> _TASK PROMPT_
Every line with the word "levels" in it should be extracted from the data that follows.

> _ENTRIES_
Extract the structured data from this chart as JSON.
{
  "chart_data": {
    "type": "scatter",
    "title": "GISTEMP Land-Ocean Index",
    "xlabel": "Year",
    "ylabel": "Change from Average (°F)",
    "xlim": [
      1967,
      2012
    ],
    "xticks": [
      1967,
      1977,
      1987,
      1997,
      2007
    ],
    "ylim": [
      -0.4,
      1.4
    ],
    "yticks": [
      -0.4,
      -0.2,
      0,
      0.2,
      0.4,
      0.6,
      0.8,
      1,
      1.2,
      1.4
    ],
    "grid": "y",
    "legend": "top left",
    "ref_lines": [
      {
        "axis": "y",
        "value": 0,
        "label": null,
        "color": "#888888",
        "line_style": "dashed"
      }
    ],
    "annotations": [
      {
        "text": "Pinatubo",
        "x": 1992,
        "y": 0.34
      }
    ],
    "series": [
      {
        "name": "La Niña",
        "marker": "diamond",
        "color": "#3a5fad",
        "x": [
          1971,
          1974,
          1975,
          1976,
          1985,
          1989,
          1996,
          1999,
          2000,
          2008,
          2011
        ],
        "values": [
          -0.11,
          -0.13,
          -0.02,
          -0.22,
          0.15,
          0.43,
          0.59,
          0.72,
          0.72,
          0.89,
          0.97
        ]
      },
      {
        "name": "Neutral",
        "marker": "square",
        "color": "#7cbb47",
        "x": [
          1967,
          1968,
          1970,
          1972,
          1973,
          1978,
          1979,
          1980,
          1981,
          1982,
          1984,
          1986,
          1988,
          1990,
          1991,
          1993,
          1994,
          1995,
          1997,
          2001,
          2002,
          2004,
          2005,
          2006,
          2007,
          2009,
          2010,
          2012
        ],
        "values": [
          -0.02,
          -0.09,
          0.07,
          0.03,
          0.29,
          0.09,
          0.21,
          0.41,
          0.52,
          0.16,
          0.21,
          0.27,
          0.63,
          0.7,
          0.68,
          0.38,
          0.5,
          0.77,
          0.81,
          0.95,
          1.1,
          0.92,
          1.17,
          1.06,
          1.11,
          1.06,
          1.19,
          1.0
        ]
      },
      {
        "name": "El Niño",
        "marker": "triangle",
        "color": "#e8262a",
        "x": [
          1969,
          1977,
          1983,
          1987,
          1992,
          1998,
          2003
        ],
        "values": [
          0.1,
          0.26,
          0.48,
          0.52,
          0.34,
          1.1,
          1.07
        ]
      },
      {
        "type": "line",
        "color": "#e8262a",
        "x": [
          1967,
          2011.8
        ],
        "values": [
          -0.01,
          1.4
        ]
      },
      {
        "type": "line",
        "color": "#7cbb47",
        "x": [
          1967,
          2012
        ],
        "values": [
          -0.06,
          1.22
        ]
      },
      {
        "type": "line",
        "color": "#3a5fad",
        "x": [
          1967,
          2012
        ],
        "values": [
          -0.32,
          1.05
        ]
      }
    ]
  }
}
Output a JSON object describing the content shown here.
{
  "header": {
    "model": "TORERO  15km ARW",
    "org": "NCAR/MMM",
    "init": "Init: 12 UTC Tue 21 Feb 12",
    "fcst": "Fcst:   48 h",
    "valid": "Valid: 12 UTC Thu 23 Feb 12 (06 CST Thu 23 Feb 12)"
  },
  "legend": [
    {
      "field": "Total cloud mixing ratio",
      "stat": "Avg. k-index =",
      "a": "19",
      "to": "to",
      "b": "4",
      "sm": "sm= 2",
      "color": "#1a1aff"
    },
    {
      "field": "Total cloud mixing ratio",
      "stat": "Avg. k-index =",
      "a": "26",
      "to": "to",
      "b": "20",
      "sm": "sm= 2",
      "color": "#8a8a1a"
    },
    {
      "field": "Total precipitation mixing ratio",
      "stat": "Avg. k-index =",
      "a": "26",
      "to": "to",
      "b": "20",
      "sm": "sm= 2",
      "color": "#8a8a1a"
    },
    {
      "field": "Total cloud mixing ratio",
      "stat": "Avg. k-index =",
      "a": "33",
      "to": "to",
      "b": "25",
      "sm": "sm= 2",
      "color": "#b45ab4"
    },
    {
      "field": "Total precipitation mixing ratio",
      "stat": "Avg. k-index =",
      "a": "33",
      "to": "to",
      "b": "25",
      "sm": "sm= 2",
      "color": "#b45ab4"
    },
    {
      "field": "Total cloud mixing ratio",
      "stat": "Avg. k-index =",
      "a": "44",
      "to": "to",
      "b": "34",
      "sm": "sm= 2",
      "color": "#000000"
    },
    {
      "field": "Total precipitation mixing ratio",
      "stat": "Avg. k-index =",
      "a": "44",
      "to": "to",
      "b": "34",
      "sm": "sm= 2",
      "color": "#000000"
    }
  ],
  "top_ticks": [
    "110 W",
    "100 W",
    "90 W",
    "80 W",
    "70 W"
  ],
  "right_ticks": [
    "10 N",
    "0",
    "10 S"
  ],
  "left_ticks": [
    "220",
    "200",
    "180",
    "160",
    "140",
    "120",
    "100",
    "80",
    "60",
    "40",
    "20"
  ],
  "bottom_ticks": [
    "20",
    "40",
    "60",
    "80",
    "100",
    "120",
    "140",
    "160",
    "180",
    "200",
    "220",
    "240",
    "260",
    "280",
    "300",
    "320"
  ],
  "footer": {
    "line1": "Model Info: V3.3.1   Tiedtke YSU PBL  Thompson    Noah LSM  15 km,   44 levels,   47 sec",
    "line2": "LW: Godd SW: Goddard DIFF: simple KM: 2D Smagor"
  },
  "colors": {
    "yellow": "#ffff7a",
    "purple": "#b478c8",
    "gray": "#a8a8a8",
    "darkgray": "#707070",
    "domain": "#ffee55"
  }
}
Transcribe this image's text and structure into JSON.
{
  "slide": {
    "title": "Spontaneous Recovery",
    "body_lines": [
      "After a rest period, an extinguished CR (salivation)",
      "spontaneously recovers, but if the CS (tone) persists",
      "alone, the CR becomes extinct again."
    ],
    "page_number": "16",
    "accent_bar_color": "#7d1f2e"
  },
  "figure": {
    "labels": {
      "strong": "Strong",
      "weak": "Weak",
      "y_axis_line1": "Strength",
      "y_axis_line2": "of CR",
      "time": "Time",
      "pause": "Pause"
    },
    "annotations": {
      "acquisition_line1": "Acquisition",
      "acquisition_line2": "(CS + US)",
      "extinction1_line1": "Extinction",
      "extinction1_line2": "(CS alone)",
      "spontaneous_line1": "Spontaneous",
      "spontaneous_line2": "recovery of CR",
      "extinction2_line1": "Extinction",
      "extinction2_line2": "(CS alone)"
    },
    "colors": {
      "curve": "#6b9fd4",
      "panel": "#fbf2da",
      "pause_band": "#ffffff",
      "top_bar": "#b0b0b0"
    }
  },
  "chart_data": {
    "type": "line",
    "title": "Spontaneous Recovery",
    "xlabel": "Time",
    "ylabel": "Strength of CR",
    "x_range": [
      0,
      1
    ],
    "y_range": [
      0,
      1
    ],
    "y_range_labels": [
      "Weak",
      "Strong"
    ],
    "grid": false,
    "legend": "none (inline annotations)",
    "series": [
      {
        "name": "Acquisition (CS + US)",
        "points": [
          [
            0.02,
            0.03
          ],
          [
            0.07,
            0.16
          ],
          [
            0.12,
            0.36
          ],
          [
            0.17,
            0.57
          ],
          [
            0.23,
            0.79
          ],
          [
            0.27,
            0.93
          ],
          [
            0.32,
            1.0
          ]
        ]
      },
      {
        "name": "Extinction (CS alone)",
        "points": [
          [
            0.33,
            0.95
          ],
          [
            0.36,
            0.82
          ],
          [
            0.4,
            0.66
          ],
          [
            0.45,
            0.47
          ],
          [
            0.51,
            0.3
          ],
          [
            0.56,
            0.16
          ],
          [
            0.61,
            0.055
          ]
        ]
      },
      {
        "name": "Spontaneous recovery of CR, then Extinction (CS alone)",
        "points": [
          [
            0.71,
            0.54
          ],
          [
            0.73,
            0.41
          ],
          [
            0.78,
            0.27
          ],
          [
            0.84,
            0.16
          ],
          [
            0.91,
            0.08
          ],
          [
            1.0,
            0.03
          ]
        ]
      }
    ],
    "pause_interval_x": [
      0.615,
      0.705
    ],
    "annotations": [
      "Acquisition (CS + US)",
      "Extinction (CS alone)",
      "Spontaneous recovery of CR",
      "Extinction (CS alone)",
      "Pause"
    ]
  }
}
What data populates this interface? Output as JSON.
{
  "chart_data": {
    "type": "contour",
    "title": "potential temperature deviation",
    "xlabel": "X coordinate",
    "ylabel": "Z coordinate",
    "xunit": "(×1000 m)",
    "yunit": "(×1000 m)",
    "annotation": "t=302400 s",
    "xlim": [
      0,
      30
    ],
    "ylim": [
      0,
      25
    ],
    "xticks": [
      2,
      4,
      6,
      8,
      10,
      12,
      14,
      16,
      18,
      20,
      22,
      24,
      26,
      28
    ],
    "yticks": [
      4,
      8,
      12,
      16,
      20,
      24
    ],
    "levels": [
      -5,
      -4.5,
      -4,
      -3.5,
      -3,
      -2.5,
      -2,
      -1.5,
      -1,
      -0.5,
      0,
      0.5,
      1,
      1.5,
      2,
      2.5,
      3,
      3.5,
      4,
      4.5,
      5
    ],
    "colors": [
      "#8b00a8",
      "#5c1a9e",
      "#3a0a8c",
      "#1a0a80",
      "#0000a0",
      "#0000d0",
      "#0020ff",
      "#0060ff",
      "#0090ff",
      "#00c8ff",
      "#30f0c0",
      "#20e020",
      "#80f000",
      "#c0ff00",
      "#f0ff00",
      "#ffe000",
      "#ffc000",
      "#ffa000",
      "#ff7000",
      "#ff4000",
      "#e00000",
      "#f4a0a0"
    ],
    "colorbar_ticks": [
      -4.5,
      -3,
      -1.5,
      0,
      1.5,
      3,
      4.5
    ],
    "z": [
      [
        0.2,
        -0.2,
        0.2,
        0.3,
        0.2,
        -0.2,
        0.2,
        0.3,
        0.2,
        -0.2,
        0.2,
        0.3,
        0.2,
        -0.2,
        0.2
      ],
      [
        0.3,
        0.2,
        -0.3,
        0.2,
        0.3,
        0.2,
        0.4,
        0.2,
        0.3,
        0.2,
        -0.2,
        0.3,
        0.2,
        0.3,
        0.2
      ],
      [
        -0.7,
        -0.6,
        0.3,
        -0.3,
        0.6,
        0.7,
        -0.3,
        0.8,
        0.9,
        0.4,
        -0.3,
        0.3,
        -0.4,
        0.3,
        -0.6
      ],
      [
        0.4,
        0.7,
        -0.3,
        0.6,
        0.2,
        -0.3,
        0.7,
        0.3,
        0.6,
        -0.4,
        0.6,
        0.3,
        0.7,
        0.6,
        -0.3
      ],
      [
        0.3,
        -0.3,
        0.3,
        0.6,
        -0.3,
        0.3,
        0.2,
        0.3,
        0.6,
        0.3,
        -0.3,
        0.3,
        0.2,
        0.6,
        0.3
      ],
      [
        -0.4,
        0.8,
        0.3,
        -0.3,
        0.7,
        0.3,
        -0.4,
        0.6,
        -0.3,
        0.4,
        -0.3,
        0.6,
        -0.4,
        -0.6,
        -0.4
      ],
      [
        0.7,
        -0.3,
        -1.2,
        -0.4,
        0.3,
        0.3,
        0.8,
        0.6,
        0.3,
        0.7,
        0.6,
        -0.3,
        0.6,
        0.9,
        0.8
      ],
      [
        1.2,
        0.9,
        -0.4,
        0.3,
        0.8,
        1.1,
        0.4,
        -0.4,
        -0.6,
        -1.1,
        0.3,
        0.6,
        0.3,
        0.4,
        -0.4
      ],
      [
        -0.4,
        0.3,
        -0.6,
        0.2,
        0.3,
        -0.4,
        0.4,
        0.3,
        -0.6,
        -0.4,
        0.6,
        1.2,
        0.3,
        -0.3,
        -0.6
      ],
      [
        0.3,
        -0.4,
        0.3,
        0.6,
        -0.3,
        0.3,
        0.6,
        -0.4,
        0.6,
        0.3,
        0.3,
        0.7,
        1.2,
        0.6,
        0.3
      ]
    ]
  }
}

> _FINISHED TASK_
    "line1": "Model Info: V3.3.1   Tiedtke YSU PBL  Thompson    Noah LSM  15 km,   44 levels,   47 sec",
    "levels": [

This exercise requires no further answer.